══ Supplied material ══

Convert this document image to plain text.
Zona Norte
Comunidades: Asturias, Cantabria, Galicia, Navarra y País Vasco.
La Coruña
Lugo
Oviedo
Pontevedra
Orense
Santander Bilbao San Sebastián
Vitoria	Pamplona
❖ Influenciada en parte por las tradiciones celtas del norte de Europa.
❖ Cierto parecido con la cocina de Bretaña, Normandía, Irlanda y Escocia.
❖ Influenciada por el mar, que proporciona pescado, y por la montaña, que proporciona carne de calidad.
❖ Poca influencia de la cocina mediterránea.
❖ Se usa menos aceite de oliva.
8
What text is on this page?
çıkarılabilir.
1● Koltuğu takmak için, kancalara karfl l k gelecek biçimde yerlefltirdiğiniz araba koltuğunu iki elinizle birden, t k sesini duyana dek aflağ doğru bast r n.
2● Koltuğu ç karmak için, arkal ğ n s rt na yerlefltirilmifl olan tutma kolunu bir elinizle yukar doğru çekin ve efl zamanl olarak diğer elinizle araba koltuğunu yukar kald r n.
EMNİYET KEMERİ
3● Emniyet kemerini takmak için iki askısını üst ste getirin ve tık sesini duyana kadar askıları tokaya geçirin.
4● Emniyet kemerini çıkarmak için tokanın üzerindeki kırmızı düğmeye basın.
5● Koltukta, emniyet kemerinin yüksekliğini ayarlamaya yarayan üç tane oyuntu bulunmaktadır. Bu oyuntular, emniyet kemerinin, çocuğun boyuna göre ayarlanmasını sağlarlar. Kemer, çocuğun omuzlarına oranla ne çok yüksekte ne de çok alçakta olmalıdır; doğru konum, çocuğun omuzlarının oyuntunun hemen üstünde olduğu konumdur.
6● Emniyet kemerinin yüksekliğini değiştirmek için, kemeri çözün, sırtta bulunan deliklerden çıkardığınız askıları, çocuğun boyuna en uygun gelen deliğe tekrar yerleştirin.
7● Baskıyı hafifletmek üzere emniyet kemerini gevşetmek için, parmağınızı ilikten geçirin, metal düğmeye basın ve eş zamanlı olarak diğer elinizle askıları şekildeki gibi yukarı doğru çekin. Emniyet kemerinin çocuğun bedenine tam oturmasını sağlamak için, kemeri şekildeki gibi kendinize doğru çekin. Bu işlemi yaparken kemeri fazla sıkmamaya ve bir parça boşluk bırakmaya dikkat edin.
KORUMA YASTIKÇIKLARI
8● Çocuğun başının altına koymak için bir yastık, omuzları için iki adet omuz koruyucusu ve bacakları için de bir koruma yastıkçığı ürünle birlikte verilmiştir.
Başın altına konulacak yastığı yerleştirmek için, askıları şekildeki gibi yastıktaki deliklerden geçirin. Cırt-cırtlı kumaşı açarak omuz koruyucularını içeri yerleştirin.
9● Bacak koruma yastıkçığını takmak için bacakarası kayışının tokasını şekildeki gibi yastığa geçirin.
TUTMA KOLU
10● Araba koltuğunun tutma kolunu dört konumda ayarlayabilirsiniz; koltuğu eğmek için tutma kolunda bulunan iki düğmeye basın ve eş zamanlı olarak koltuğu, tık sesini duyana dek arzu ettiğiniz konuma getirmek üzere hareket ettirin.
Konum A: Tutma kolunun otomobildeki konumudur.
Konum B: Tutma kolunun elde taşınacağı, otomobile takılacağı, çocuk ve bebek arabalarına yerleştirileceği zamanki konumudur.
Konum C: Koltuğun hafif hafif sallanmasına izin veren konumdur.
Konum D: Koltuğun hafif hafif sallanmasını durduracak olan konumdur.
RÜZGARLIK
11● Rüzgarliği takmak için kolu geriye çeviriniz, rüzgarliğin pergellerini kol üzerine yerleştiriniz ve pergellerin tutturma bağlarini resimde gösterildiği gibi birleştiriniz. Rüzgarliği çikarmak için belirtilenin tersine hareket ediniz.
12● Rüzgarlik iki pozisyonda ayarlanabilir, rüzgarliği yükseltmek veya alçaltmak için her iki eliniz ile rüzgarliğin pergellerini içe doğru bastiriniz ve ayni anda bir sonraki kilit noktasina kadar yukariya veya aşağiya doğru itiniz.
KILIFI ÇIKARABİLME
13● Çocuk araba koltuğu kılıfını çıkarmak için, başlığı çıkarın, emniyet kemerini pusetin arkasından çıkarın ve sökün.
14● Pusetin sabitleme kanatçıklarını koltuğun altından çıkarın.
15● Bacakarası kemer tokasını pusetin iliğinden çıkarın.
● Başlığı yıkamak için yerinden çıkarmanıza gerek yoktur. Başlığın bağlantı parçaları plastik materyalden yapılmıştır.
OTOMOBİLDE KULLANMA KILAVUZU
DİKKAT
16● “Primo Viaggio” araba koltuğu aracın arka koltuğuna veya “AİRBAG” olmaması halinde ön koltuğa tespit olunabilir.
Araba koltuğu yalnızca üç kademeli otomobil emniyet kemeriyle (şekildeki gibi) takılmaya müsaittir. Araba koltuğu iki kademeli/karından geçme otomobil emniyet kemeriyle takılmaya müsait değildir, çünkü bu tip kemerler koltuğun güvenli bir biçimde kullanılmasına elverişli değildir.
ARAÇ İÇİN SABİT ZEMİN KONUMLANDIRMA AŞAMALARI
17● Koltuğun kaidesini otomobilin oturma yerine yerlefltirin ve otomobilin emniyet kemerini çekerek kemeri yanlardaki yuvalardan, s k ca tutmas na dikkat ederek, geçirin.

═══

» What to work on
Lines that hold the word "diğer" are the ones to return, every one of them.

» Result of this task
2● Koltuğu ç karmak için, arkal ğ n s rt na yerlefltirilmifl olan tutma kolunu bir elinizle yukar doğru çekin ve efl zamanl olarak diğer elinizle araba koltuğunu yukar kald r n.
7● Baskıyı hafifletmek üzere emniyet kemerini gevşetmek için, parmağınızı ilikten geçirin, metal düğmeye basın ve eş zamanlı olarak diğer elinizle askıları şekildeki gibi yukarı doğru çekin. Emniyet kemerinin çocuğun bedenine tam oturmasını sağlamak için, kemeri şekildeki gibi kendinize doğru çekin. Bu işlemi yaparken kemeri fazla sıkmamaya ve bir parça boşluk bırakmaya dikkat edin.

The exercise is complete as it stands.